Extracts from a graphics dataset
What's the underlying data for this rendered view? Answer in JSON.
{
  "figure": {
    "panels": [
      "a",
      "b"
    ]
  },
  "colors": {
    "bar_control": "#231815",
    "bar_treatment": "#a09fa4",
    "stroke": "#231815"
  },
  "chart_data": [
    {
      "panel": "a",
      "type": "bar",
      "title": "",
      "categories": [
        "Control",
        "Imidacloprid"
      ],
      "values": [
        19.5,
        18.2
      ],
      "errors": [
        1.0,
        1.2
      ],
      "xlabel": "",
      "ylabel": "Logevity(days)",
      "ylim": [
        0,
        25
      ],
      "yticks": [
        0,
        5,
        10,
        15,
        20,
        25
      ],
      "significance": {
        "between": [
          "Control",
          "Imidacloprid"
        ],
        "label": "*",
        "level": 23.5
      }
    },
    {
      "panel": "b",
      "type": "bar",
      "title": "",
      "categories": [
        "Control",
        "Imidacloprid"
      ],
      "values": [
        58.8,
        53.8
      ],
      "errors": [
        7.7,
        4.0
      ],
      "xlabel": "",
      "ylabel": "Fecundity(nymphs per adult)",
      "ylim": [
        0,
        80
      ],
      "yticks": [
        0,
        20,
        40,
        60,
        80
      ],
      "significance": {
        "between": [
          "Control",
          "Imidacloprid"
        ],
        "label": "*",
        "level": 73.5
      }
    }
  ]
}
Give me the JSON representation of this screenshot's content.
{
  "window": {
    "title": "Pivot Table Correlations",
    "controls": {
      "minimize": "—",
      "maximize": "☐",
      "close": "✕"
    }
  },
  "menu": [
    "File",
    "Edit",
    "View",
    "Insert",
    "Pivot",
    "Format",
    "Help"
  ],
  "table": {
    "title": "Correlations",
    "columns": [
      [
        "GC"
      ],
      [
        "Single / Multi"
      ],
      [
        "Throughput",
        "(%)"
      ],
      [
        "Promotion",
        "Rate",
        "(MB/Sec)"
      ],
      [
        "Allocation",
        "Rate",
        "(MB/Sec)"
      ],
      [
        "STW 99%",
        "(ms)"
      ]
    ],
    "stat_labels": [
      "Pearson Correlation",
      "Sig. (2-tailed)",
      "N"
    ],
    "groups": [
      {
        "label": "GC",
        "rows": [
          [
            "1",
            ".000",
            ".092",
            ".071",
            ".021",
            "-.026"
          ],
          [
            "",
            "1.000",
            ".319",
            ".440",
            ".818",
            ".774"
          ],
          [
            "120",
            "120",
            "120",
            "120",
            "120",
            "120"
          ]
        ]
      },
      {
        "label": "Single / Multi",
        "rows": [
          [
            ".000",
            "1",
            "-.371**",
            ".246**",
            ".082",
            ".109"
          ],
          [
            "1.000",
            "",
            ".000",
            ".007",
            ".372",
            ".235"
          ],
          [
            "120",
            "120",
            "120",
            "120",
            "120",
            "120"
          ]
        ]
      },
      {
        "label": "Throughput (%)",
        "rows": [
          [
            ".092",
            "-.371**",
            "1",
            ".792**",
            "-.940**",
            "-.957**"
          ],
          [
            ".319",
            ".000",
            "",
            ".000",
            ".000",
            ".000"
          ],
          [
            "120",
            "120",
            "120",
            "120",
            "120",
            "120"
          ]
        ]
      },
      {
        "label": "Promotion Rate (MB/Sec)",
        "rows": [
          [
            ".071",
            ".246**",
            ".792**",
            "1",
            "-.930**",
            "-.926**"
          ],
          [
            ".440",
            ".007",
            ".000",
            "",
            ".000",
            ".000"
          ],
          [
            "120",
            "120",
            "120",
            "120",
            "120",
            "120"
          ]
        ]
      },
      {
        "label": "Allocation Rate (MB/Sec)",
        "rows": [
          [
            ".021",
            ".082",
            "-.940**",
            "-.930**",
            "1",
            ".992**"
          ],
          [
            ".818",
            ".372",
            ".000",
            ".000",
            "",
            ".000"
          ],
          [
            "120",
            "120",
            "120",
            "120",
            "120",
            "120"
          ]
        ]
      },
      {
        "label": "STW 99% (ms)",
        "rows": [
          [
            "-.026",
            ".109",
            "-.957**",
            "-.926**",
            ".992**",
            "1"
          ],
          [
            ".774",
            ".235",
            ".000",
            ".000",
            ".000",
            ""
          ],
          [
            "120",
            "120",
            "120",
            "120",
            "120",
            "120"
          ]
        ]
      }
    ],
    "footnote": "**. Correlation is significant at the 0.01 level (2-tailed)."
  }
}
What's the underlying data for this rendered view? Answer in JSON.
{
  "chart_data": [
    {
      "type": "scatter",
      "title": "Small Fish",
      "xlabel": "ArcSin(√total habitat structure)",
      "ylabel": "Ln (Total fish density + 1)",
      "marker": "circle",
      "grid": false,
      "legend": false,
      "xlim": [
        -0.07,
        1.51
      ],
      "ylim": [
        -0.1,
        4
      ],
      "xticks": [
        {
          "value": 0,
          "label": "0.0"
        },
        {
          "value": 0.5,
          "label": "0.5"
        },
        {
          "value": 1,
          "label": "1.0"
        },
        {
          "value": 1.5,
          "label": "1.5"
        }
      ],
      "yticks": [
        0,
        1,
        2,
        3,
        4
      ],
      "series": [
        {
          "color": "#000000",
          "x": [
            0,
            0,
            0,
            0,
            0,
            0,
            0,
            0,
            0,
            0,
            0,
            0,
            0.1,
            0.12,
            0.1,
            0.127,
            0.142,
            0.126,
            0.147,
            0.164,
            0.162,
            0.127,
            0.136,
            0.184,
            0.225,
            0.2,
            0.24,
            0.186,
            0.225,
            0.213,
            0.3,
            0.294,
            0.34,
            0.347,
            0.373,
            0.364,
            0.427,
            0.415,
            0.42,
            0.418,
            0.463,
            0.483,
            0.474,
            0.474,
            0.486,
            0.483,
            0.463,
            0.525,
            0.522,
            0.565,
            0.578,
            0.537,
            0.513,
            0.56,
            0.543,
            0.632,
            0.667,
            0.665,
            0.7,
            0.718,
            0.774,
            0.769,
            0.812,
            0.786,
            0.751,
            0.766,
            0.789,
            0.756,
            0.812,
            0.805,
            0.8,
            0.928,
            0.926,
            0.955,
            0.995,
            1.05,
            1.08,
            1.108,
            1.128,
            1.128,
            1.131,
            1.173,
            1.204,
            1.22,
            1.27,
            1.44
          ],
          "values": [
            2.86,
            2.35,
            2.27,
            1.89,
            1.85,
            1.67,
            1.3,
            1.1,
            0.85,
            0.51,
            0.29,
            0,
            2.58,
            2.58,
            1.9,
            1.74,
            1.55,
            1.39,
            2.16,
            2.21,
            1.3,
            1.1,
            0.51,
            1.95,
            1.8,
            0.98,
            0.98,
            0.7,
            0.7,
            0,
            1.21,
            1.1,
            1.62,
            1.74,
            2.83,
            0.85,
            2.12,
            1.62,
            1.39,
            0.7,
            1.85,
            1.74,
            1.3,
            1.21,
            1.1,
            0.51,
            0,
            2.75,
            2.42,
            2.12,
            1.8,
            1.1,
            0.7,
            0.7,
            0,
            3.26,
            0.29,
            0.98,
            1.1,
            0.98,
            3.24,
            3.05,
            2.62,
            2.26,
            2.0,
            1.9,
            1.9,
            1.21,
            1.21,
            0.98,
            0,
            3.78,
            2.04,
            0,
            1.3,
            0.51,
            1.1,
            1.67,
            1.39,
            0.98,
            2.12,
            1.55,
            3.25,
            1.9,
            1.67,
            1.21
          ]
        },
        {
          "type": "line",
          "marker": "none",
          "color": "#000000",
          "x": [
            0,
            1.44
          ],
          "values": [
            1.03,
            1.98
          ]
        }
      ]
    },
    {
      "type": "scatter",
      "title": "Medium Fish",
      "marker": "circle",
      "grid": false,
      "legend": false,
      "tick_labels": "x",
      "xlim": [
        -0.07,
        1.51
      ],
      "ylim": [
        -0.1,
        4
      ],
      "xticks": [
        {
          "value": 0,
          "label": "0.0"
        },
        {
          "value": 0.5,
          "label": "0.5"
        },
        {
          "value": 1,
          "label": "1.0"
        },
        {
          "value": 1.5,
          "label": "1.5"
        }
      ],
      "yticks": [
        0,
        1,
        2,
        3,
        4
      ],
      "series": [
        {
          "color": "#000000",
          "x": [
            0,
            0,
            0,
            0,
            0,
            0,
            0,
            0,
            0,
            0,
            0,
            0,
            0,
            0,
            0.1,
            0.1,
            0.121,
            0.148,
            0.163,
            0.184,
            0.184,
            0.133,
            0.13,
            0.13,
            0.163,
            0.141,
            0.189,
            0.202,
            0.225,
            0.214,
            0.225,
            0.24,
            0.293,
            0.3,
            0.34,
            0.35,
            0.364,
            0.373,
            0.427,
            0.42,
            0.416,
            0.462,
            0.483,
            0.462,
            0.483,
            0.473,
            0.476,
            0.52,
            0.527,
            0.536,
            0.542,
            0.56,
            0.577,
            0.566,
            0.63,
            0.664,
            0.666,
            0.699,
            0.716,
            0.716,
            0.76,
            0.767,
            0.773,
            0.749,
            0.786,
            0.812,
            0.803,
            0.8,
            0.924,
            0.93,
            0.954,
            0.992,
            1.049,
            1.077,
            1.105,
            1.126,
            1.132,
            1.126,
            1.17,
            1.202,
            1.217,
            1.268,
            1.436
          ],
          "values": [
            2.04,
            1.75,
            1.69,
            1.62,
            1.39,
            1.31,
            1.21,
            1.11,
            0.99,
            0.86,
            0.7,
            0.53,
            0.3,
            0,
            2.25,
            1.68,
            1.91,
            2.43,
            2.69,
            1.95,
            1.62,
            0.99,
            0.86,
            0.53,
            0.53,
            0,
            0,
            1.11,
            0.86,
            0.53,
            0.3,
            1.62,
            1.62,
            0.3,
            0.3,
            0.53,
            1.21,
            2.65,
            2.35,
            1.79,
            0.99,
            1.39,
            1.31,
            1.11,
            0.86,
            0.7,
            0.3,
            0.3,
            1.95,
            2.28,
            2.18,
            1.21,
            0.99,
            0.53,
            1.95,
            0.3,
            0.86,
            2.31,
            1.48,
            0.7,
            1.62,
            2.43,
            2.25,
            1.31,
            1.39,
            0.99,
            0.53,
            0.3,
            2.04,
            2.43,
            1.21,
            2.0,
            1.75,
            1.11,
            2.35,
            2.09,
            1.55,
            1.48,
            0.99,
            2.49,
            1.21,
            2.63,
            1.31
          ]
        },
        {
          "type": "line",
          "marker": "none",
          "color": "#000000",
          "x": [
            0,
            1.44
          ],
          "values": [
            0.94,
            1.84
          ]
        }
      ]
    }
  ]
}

▶ _Given exercise_
Give the count of lines in the data shown above that contain "level", and nothing else.

▶ _Solution to the problem_
3